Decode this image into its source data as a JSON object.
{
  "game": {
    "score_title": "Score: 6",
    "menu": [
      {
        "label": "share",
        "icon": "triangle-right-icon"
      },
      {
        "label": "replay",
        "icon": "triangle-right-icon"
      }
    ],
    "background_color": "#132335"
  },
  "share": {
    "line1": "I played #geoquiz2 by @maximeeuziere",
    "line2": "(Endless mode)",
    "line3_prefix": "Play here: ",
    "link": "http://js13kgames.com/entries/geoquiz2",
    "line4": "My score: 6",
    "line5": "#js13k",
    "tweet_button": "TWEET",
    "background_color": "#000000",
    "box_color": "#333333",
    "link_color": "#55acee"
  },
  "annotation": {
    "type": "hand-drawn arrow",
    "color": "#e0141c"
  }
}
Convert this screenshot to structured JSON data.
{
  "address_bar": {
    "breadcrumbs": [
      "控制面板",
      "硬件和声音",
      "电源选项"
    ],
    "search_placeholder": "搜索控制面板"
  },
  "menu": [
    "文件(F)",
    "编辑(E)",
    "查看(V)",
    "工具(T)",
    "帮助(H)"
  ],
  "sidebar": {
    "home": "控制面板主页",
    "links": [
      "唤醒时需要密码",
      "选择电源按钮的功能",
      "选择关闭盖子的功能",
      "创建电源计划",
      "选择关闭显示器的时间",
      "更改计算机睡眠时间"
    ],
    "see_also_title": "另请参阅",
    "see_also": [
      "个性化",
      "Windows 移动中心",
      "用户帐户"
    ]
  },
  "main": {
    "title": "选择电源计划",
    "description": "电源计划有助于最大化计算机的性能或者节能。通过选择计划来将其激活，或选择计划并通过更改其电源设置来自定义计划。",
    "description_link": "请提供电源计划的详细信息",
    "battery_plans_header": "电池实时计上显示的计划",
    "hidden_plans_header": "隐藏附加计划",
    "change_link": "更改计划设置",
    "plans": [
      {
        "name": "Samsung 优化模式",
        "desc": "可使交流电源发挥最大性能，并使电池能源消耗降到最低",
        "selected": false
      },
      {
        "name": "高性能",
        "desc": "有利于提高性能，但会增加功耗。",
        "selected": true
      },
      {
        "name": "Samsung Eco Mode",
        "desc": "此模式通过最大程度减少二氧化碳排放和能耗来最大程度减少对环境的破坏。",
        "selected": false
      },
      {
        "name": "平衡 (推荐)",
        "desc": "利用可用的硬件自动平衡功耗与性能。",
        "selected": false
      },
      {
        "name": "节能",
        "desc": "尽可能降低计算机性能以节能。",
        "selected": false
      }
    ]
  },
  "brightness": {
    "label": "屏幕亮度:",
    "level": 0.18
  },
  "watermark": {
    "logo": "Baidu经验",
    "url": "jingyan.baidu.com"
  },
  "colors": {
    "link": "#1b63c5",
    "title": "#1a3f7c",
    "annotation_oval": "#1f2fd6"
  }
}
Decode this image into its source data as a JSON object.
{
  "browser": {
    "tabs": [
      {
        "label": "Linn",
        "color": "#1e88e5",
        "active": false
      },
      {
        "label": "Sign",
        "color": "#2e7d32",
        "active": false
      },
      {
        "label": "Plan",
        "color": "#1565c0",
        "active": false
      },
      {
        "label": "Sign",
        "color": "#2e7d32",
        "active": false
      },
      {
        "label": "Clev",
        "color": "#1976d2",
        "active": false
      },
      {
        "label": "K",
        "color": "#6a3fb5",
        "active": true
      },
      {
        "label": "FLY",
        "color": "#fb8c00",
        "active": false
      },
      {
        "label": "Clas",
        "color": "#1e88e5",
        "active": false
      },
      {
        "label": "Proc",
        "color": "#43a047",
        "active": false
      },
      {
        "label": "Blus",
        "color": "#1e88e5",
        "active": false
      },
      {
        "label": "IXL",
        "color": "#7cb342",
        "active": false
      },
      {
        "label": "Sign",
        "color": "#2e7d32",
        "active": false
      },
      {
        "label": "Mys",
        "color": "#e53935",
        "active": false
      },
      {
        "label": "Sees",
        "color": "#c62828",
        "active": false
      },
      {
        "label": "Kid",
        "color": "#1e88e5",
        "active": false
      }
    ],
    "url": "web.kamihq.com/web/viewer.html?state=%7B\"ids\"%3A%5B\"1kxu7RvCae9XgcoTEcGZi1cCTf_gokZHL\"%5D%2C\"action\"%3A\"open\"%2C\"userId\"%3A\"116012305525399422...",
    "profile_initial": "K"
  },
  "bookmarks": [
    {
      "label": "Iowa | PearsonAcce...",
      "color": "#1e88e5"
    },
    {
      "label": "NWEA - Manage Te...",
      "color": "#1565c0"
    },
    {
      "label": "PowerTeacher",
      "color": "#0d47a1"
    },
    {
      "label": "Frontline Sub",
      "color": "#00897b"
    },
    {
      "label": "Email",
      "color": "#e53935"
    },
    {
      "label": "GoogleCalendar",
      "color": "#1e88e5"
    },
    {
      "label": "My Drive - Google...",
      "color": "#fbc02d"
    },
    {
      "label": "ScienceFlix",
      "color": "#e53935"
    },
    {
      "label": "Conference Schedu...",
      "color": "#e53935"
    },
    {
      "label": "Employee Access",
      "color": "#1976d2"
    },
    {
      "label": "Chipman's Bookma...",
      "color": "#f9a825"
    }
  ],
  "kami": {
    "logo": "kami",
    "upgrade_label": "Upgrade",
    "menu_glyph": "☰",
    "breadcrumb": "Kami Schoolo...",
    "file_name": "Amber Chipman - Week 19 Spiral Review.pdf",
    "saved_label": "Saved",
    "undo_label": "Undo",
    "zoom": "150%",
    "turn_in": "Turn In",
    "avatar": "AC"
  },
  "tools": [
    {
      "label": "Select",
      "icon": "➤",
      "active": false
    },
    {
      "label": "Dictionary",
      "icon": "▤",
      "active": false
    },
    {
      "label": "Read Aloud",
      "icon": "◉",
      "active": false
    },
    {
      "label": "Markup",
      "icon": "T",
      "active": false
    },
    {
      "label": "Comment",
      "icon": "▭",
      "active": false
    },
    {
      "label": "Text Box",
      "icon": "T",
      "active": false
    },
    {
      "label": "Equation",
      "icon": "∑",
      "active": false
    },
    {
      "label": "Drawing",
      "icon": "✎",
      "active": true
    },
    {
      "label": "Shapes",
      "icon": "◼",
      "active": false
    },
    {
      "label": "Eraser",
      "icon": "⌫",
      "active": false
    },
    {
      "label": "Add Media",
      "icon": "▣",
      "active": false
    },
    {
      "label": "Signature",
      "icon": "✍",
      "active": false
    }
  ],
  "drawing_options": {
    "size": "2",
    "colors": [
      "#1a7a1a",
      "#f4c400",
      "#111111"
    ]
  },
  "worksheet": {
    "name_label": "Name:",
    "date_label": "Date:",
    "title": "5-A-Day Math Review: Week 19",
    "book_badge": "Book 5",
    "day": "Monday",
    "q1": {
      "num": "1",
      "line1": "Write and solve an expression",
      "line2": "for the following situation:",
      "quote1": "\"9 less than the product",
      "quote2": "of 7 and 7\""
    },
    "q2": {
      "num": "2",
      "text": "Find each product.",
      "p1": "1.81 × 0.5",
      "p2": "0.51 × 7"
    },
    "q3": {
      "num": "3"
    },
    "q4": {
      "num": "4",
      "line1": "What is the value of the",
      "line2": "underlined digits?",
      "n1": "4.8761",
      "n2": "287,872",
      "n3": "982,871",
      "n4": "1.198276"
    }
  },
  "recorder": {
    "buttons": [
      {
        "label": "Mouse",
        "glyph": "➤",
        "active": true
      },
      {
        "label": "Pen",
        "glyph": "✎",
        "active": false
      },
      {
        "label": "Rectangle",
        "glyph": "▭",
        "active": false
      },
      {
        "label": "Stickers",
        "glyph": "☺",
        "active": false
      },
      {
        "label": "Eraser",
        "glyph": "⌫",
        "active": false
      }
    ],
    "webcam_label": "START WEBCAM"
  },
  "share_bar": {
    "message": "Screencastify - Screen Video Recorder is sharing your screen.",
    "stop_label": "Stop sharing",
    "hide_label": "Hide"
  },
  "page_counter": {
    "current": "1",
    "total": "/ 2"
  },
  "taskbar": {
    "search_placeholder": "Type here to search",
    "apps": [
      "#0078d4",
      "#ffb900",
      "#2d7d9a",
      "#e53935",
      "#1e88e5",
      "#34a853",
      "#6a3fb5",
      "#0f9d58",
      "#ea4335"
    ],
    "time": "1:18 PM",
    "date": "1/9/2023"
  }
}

*Task objective:* Find the lines containing "sharing" and list every one of them.

*Response below:*
    "message": "Screencastify - Screen Video Recorder is sharing your screen.",
    "stop_label": "Stop sharing",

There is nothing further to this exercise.